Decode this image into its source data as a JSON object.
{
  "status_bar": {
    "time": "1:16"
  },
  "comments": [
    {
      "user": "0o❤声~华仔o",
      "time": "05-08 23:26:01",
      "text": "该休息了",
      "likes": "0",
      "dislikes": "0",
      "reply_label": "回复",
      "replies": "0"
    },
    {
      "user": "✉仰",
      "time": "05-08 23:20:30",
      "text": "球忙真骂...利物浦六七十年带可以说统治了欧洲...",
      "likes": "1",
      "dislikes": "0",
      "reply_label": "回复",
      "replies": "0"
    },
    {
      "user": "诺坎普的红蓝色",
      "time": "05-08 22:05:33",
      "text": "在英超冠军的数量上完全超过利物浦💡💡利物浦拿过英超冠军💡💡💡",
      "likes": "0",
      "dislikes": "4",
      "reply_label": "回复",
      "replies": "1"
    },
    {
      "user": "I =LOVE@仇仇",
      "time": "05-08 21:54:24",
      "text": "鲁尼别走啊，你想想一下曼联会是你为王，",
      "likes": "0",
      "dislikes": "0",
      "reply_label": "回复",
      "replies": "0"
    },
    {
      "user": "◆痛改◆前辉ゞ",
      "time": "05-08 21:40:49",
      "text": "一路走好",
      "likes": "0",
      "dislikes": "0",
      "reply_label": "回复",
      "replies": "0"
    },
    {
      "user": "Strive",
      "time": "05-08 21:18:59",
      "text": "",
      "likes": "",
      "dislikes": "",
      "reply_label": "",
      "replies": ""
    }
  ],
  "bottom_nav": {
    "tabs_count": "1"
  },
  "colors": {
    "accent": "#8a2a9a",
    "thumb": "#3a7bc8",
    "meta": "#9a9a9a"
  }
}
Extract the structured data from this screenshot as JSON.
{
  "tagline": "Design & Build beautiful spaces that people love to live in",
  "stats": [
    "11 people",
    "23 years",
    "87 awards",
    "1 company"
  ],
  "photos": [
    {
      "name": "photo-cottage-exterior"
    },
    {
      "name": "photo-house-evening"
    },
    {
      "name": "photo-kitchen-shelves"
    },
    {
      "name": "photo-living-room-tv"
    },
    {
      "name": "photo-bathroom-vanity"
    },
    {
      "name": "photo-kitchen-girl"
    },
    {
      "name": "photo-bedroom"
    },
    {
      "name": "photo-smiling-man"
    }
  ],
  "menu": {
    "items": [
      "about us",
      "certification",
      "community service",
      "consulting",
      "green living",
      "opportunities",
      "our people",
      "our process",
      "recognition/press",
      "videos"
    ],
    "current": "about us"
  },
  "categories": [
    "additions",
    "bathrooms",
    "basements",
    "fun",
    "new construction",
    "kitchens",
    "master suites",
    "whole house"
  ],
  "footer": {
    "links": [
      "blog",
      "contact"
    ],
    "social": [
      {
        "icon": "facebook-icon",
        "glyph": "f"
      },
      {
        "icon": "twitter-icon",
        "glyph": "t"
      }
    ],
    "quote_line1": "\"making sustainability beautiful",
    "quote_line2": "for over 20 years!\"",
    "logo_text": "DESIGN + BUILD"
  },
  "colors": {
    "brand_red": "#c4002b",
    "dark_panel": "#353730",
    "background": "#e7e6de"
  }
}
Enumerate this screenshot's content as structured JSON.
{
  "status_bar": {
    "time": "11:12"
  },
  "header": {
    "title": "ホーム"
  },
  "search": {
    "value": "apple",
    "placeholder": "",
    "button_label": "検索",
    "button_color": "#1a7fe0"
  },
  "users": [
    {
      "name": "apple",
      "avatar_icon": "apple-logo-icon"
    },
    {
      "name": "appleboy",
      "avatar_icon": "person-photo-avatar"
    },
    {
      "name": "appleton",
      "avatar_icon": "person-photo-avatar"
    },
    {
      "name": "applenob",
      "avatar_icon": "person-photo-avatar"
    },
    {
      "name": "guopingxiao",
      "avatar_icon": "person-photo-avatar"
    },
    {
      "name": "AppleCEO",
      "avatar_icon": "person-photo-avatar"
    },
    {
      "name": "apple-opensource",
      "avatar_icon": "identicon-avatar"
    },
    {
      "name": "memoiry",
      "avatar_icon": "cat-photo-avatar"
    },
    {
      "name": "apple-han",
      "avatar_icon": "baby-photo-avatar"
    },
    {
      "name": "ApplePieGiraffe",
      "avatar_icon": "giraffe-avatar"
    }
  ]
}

────────────────

Print the listing above in its entirety, with every line exact.

Decode this image into its source data as a JSON object.
{
  "status_bar": {
    "time": "1:16"
  },
  "comments": [
    {
      "user": "0o❤声~华仔o",
      "time": "05-08 23:26:01",
      "text": "该休息了",
      "likes": "0",
      "dislikes": "0",
      "reply_label": "回复",
      "replies": "0"
    },
    {
      "user": "✉仰",
      "time": "05-08 23:20:30",
      "text": "球忙真骂...利物浦六七十年带可以说统治了欧洲...",
      "likes": "1",
      "dislikes": "0",
      "reply_label": "回复",
      "replies": "0"
    },
    {
      "user": "诺坎普的红蓝色",
      "time": "05-08 22:05:33",
      "text": "在英超冠军的数量上完全超过利物浦💡💡利物浦拿过英超冠军💡💡💡",
      "likes": "0",
      "dislikes": "4",
      "reply_label": "回复",
      "replies": "1"
    },
    {
      "user": "I =LOVE@仇仇",
      "time": "05-08 21:54:24",
      "text": "鲁尼别走啊，你想想一下曼联会是你为王，",
      "likes": "0",
      "dislikes": "0",
      "reply_label": "回复",
      "replies": "0"
    },
    {
      "user": "◆痛改◆前辉ゞ",
      "time": "05-08 21:40:49",
      "text": "一路走好",
      "likes": "0",
      "dislikes": "0",
      "reply_label": "回复",
      "replies": "0"
    },
    {
      "user": "Strive",
      "time": "05-08 21:18:59",
      "text": "",
      "likes": "",
      "dislikes": "",
      "reply_label": "",
      "replies": ""
    }
  ],
  "bottom_nav": {
    "tabs_count": "1"
  },
  "colors": {
    "accent": "#8a2a9a",
    "thumb": "#3a7bc8",
    "meta": "#9a9a9a"
  }
}
Extract the structured data from this screenshot as JSON.
{
  "tagline": "Design & Build beautiful spaces that people love to live in",
  "stats": [
    "11 people",
    "23 years",
    "87 awards",
    "1 company"
  ],
  "photos": [
    {
      "name": "photo-cottage-exterior"
    },
    {
      "name": "photo-house-evening"
    },
    {
      "name": "photo-kitchen-shelves"
    },
    {
      "name": "photo-living-room-tv"
    },
    {
      "name": "photo-bathroom-vanity"
    },
    {
      "name": "photo-kitchen-girl"
    },
    {
      "name": "photo-bedroom"
    },
    {
      "name": "photo-smiling-man"
    }
  ],
  "menu": {
    "items": [
      "about us",
      "certification",
      "community service",
      "consulting",
      "green living",
      "opportunities",
      "our people",
      "our process",
      "recognition/press",
      "videos"
    ],
    "current": "about us"
  },
  "categories": [
    "additions",
    "bathrooms",
    "basements",
    "fun",
    "new construction",
    "kitchens",
    "master suites",
    "whole house"
  ],
  "footer": {
    "links": [
      "blog",
      "contact"
    ],
    "social": [
      {
        "icon": "facebook-icon",
        "glyph": "f"
      },
      {
        "icon": "twitter-icon",
        "glyph": "t"
      }
    ],
    "quote_line1": "\"making sustainability beautiful",
    "quote_line2": "for over 20 years!\"",
    "logo_text": "DESIGN + BUILD"
  },
  "colors": {
    "brand_red": "#c4002b",
    "dark_panel": "#353730",
    "background": "#e7e6de"
  }
}
Enumerate this screenshot's content as structured JSON.
{
  "status_bar": {
    "time": "11:12"
  },
  "header": {
    "title": "ホーム"
  },
  "search": {
    "value": "apple",
    "placeholder": "",
    "button_label": "検索",
    "button_color": "#1a7fe0"
  },
  "users": [
    {
      "name": "apple",
      "avatar_icon": "apple-logo-icon"
    },
    {
      "name": "appleboy",
      "avatar_icon": "person-photo-avatar"
    },
    {
      "name": "appleton",
      "avatar_icon": "person-photo-avatar"
    },
    {
      "name": "applenob",
      "avatar_icon": "person-photo-avatar"
    },
    {
      "name": "guopingxiao",
      "avatar_icon": "person-photo-avatar"
    },
    {
      "name": "AppleCEO",
      "avatar_icon": "person-photo-avatar"
    },
    {
      "name": "apple-opensource",
      "avatar_icon": "identicon-avatar"
    },
    {
      "name": "memoiry",
      "avatar_icon": "cat-photo-avatar"
    },
    {
      "name": "apple-han",
      "avatar_icon": "baby-photo-avatar"
    },
    {
      "name": "ApplePieGiraffe",
      "avatar_icon": "giraffe-avatar"
    }
  ]
}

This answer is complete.